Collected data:

(begin)

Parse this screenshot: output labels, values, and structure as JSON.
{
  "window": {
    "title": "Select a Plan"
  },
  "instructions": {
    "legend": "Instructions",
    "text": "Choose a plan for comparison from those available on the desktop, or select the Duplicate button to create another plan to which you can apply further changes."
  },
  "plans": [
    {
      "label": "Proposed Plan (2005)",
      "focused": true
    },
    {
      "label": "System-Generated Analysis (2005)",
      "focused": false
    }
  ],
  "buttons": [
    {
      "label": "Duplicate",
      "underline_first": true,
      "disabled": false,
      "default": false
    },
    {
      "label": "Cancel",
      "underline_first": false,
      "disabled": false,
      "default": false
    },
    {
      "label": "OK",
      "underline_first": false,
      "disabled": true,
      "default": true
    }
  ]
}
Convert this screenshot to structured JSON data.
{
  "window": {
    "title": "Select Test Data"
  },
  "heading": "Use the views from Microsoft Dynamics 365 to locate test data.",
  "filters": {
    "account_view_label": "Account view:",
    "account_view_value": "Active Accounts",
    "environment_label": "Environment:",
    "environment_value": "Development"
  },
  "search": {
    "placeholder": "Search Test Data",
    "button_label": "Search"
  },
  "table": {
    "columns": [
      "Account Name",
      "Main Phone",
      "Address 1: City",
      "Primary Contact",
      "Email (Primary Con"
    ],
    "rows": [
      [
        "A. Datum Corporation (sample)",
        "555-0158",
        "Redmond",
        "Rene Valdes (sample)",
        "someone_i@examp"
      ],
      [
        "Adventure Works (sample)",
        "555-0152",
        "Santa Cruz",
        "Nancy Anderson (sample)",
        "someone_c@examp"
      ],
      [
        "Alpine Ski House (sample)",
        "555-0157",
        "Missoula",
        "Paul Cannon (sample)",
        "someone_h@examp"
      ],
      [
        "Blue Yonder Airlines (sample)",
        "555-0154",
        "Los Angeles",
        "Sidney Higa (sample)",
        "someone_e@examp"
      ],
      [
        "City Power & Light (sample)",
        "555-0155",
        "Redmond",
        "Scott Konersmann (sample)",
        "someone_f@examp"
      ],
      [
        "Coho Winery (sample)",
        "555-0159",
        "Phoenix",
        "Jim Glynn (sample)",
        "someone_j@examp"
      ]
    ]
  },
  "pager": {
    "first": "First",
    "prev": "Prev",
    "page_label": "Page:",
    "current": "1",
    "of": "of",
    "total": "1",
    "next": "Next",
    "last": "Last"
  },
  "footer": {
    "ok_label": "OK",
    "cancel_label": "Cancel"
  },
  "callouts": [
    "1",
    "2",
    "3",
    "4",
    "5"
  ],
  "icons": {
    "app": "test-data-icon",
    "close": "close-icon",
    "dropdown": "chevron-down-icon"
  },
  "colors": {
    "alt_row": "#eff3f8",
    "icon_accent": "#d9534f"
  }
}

(end)

* _INSTRUCTION_:
Filter the entries above down to the lines containing the word "Duplicate".

* _PROBLEM SOLUTION_:
    "text": "Choose a plan for comparison from those available on the desktop, or select the Duplicate button to create another plan to which you can apply further changes."
      "label": "Duplicate",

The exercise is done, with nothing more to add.